## BEGIN Data rows

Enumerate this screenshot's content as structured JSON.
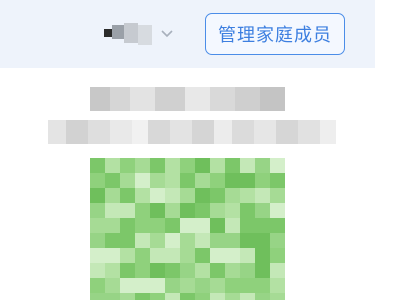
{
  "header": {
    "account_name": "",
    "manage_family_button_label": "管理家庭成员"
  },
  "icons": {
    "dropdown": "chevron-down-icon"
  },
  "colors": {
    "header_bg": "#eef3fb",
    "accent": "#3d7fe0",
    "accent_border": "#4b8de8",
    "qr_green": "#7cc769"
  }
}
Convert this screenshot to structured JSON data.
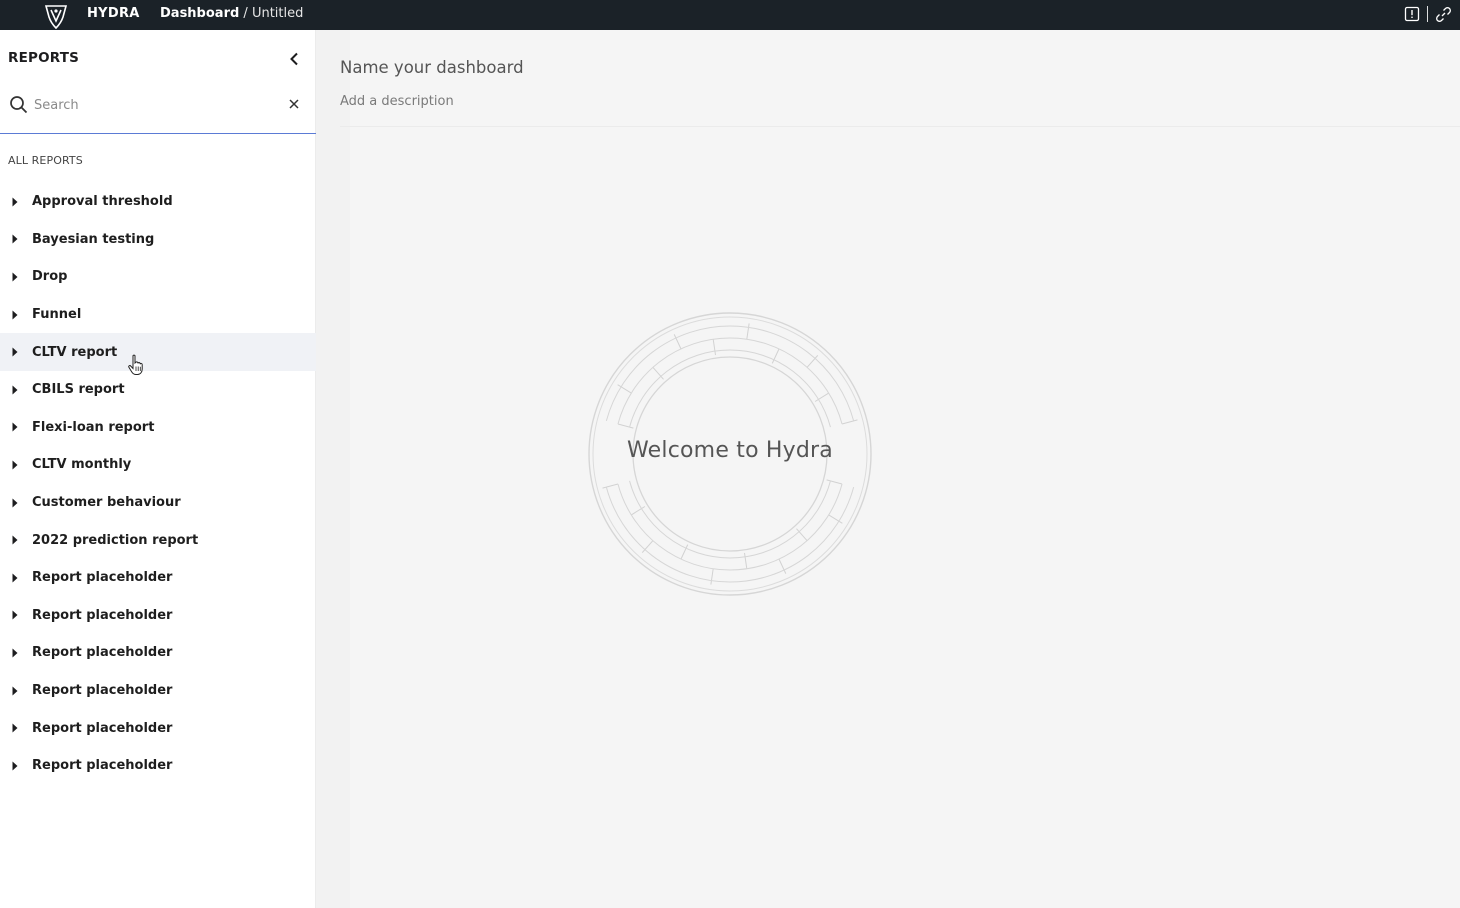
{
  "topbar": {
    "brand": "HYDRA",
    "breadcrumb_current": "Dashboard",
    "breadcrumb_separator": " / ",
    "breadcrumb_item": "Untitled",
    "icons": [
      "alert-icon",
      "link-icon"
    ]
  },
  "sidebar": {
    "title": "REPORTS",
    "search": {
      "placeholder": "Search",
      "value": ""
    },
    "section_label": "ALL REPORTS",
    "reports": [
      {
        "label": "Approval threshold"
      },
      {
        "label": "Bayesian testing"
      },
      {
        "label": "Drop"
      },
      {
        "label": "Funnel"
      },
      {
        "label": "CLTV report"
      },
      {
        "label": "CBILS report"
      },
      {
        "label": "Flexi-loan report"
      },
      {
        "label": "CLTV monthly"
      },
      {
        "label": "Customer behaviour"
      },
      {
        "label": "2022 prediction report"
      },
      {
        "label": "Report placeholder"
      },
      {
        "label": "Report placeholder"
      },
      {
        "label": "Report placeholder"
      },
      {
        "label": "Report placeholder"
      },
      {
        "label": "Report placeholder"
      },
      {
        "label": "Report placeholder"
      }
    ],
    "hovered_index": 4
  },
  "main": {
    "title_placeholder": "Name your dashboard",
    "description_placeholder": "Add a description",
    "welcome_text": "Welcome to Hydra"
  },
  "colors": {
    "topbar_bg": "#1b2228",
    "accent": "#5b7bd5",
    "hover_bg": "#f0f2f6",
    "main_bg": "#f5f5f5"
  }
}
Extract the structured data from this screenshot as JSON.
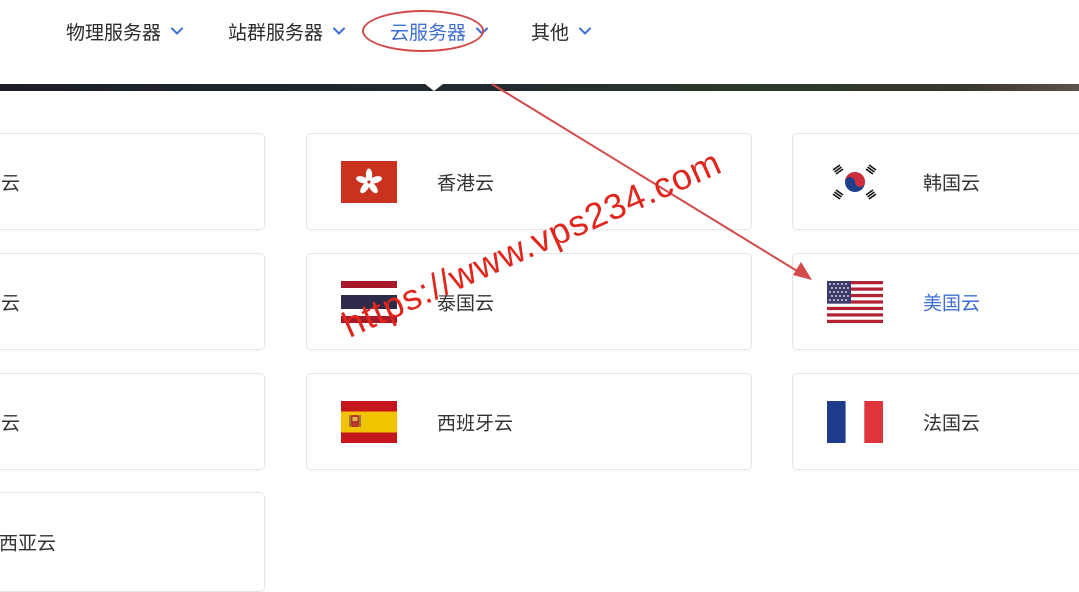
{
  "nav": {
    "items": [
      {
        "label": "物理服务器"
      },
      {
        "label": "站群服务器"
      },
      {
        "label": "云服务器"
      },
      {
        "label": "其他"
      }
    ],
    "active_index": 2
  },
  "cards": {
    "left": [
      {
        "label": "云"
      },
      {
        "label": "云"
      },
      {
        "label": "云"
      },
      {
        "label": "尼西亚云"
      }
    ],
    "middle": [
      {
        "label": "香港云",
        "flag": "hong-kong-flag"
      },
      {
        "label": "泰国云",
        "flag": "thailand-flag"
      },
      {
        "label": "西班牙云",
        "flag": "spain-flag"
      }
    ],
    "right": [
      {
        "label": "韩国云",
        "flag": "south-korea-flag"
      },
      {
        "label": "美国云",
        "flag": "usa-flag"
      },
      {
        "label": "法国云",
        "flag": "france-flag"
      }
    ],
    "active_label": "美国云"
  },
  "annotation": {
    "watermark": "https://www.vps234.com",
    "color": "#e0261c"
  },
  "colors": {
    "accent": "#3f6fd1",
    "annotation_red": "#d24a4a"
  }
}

## END Data rows

_Challenge:_ Search the data above for the word "flag", then gather each line in which it appears.

_Exercise response:_
        "flag": "hong-kong-flag"
        "flag": "thailand-flag"
        "flag": "spain-flag"
        "flag": "south-korea-flag"
        "flag": "usa-flag"
        "flag": "france-flag"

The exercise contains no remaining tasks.